_AIM OF THE EXERCISE_:
Reproduce each of the following rows verbatim, without any change.

# START OF LISTING

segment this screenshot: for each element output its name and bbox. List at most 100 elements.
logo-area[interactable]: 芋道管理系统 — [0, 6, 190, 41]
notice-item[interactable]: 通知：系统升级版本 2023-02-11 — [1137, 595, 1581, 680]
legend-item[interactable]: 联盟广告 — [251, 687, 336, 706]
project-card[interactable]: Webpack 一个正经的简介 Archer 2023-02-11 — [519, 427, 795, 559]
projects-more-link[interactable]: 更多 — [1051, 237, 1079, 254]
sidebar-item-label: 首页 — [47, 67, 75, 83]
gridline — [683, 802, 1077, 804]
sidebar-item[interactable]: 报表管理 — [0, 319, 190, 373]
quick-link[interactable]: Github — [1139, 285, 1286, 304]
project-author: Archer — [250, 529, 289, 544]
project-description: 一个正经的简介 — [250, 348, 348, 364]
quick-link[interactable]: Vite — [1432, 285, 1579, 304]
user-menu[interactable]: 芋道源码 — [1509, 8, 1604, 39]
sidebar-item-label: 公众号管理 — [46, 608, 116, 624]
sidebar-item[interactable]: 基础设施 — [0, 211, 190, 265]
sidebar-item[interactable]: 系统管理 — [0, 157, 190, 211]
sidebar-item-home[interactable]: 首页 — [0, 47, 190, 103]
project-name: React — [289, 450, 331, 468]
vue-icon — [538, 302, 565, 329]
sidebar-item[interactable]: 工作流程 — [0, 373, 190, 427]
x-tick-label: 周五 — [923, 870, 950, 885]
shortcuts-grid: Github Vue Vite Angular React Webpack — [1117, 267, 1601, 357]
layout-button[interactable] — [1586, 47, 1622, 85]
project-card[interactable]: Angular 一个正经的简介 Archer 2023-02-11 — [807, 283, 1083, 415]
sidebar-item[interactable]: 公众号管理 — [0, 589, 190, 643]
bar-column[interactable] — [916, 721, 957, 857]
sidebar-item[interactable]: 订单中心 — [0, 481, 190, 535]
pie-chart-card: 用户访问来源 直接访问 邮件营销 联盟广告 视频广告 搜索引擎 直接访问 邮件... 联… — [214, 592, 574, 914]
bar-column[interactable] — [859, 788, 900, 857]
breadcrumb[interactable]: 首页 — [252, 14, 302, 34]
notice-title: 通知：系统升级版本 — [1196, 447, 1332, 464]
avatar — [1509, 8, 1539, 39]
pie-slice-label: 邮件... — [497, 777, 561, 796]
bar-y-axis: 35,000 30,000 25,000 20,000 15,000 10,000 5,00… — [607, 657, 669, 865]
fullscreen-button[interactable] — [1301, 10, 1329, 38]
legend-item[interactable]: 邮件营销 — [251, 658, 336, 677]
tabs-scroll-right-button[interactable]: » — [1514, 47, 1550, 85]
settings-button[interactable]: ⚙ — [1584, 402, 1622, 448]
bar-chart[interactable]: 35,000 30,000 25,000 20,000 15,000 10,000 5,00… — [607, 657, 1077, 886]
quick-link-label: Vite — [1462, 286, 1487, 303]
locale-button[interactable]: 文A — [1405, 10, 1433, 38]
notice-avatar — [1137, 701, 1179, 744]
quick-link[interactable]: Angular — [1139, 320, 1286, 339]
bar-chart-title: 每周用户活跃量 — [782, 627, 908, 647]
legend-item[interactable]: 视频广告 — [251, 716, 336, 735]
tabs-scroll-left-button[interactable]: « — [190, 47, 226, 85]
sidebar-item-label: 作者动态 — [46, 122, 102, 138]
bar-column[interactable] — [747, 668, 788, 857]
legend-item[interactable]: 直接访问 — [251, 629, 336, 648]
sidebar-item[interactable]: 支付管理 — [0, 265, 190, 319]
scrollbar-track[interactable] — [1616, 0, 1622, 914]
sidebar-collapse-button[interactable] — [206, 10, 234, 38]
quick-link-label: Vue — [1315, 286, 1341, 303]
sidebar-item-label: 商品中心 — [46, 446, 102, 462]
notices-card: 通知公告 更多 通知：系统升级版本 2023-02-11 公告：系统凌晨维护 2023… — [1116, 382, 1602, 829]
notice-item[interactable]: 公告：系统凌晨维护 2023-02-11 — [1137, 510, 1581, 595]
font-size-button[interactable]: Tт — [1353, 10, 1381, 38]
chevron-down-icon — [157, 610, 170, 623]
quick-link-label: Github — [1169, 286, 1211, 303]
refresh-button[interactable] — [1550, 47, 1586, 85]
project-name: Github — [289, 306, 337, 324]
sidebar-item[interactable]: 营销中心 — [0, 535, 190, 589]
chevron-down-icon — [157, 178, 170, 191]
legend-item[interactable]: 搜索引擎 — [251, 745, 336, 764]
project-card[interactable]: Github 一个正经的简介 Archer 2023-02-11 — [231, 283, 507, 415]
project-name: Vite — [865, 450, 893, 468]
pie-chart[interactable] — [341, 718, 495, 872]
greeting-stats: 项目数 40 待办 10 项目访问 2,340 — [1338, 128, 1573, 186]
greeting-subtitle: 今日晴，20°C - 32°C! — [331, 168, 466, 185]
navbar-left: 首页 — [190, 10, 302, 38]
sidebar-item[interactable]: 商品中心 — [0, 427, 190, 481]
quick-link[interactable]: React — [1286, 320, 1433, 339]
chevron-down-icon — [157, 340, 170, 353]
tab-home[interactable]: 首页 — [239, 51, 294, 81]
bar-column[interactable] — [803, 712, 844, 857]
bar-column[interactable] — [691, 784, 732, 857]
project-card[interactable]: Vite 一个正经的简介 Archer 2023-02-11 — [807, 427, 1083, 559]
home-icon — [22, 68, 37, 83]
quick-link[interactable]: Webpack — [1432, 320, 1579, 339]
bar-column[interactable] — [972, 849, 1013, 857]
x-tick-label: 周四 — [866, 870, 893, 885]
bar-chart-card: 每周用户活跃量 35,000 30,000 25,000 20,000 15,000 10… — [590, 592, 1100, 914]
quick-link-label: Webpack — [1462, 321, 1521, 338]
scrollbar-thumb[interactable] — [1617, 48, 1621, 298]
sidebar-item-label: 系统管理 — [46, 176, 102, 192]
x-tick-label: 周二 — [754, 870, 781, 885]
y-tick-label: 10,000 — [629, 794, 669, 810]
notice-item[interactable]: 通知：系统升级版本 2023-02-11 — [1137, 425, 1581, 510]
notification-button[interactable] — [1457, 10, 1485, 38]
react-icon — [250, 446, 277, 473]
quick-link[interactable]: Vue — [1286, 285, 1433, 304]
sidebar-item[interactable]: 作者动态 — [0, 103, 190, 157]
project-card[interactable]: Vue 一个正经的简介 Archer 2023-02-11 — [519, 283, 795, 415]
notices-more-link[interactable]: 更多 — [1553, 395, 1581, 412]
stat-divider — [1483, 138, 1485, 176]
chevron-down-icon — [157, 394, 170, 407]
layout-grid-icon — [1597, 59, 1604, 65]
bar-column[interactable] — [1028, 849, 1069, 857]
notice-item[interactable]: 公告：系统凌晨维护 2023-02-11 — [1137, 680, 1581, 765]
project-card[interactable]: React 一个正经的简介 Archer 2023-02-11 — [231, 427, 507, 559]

# END OF LISTING

_ANSWER TO THE TASK_:
segment this screenshot: for each element output its name and bbox. List at most 100 elements.
logo-area[interactable]: 芋道管理系统 — [0, 6, 190, 41]
notice-item[interactable]: 通知：系统升级版本 2023-02-11 — [1137, 595, 1581, 680]
legend-item[interactable]: 联盟广告 — [251, 687, 336, 706]
project-card[interactable]: Webpack 一个正经的简介 Archer 2023-02-11 — [519, 427, 795, 559]
projects-more-link[interactable]: 更多 — [1051, 237, 1079, 254]
sidebar-item-label: 首页 — [47, 67, 75, 83]
gridline — [683, 802, 1077, 804]
sidebar-item[interactable]: 报表管理 — [0, 319, 190, 373]
quick-link[interactable]: Github — [1139, 285, 1286, 304]
project-author: Archer — [250, 529, 289, 544]
project-description: 一个正经的简介 — [250, 348, 348, 364]
quick-link[interactable]: Vite — [1432, 285, 1579, 304]
user-menu[interactable]: 芋道源码 — [1509, 8, 1604, 39]
sidebar-item-label: 公众号管理 — [46, 608, 116, 624]
sidebar-item[interactable]: 基础设施 — [0, 211, 190, 265]
sidebar-item[interactable]: 系统管理 — [0, 157, 190, 211]
sidebar-item-home[interactable]: 首页 — [0, 47, 190, 103]
project-name: React — [289, 450, 331, 468]
vue-icon — [538, 302, 565, 329]
sidebar-item[interactable]: 工作流程 — [0, 373, 190, 427]
x-tick-label: 周五 — [923, 870, 950, 885]
shortcuts-grid: Github Vue Vite Angular React Webpack — [1117, 267, 1601, 357]
layout-button[interactable] — [1586, 47, 1622, 85]
project-card[interactable]: Angular 一个正经的简介 Archer 2023-02-11 — [807, 283, 1083, 415]
sidebar-item[interactable]: 公众号管理 — [0, 589, 190, 643]
bar-column[interactable] — [916, 721, 957, 857]
sidebar-item[interactable]: 订单中心 — [0, 481, 190, 535]
pie-chart-card: 用户访问来源 直接访问 邮件营销 联盟广告 视频广告 搜索引擎 直接访问 邮件... 联… — [214, 592, 574, 914]
bar-column[interactable] — [859, 788, 900, 857]
breadcrumb[interactable]: 首页 — [252, 14, 302, 34]
notice-title: 通知：系统升级版本 — [1196, 447, 1332, 464]
avatar — [1509, 8, 1539, 39]
pie-slice-label: 邮件... — [497, 777, 561, 796]
bar-y-axis: 35,000 30,000 25,000 20,000 15,000 10,000 5,00… — [607, 657, 669, 865]
fullscreen-button[interactable] — [1301, 10, 1329, 38]
legend-item[interactable]: 邮件营销 — [251, 658, 336, 677]
tabs-scroll-right-button[interactable]: » — [1514, 47, 1550, 85]
settings-button[interactable]: ⚙ — [1584, 402, 1622, 448]
bar-chart[interactable]: 35,000 30,000 25,000 20,000 15,000 10,000 5,00… — [607, 657, 1077, 886]
quick-link-label: Vite — [1462, 286, 1487, 303]
locale-button[interactable]: 文A — [1405, 10, 1433, 38]
notice-avatar — [1137, 701, 1179, 744]
quick-link[interactable]: Angular — [1139, 320, 1286, 339]
bar-chart-title: 每周用户活跃量 — [782, 627, 908, 647]
legend-item[interactable]: 视频广告 — [251, 716, 336, 735]
tabs-scroll-left-button[interactable]: « — [190, 47, 226, 85]
sidebar-item-label: 作者动态 — [46, 122, 102, 138]
bar-column[interactable] — [747, 668, 788, 857]
legend-item[interactable]: 直接访问 — [251, 629, 336, 648]
sidebar-item[interactable]: 支付管理 — [0, 265, 190, 319]
scrollbar-track[interactable] — [1616, 0, 1622, 914]
sidebar-collapse-button[interactable] — [206, 10, 234, 38]
quick-link-label: Vue — [1315, 286, 1341, 303]
sidebar-item-label: 商品中心 — [46, 446, 102, 462]
notices-card: 通知公告 更多 通知：系统升级版本 2023-02-11 公告：系统凌晨维护 2023… — [1116, 382, 1602, 829]
notice-item[interactable]: 公告：系统凌晨维护 2023-02-11 — [1137, 510, 1581, 595]
font-size-button[interactable]: Tт — [1353, 10, 1381, 38]
chevron-down-icon — [157, 610, 170, 623]
quick-link-label: Github — [1169, 286, 1211, 303]
refresh-button[interactable] — [1550, 47, 1586, 85]
project-name: Github — [289, 306, 337, 324]
sidebar-item[interactable]: 营销中心 — [0, 535, 190, 589]
chevron-down-icon — [157, 178, 170, 191]
legend-item[interactable]: 搜索引擎 — [251, 745, 336, 764]
project-card[interactable]: Github 一个正经的简介 Archer 2023-02-11 — [231, 283, 507, 415]
project-name: Vite — [865, 450, 893, 468]
pie-chart[interactable] — [341, 718, 495, 872]
greeting-stats: 项目数 40 待办 10 项目访问 2,340 — [1338, 128, 1573, 186]
greeting-subtitle: 今日晴，20°C - 32°C! — [331, 168, 466, 185]
navbar-left: 首页 — [190, 10, 302, 38]
sidebar-item[interactable]: 商品中心 — [0, 427, 190, 481]
quick-link[interactable]: React — [1286, 320, 1433, 339]
chevron-down-icon — [157, 340, 170, 353]
tab-home[interactable]: 首页 — [239, 51, 294, 81]
bar-column[interactable] — [803, 712, 844, 857]
bar-column[interactable] — [691, 784, 732, 857]
project-card[interactable]: Vite 一个正经的简介 Archer 2023-02-11 — [807, 427, 1083, 559]
home-icon — [22, 68, 37, 83]
quick-link[interactable]: Webpack — [1432, 320, 1579, 339]
bar-column[interactable] — [972, 849, 1013, 857]
x-tick-label: 周四 — [866, 870, 893, 885]
bar-chart-card: 每周用户活跃量 35,000 30,000 25,000 20,000 15,000 10… — [590, 592, 1100, 914]
quick-link-label: Webpack — [1462, 321, 1521, 338]
scrollbar-thumb[interactable] — [1617, 48, 1621, 298]
sidebar-item-label: 系统管理 — [46, 176, 102, 192]
x-tick-label: 周二 — [754, 870, 781, 885]
y-tick-label: 10,000 — [629, 794, 669, 810]
notice-item[interactable]: 通知：系统升级版本 2023-02-11 — [1137, 425, 1581, 510]
notification-button[interactable] — [1457, 10, 1485, 38]
react-icon — [250, 446, 277, 473]
quick-link[interactable]: Vue — [1286, 285, 1433, 304]
sidebar-item[interactable]: 作者动态 — [0, 103, 190, 157]
project-card[interactable]: Vue 一个正经的简介 Archer 2023-02-11 — [519, 283, 795, 415]
notices-more-link[interactable]: 更多 — [1553, 395, 1581, 412]
stat-divider — [1483, 138, 1485, 176]
chevron-down-icon — [157, 394, 170, 407]
layout-grid-icon — [1597, 59, 1604, 65]
bar-column[interactable] — [1028, 849, 1069, 857]
notice-item[interactable]: 公告：系统凌晨维护 2023-02-11 — [1137, 680, 1581, 765]
project-card[interactable]: React 一个正经的简介 Archer 2023-02-11 — [231, 427, 507, 559]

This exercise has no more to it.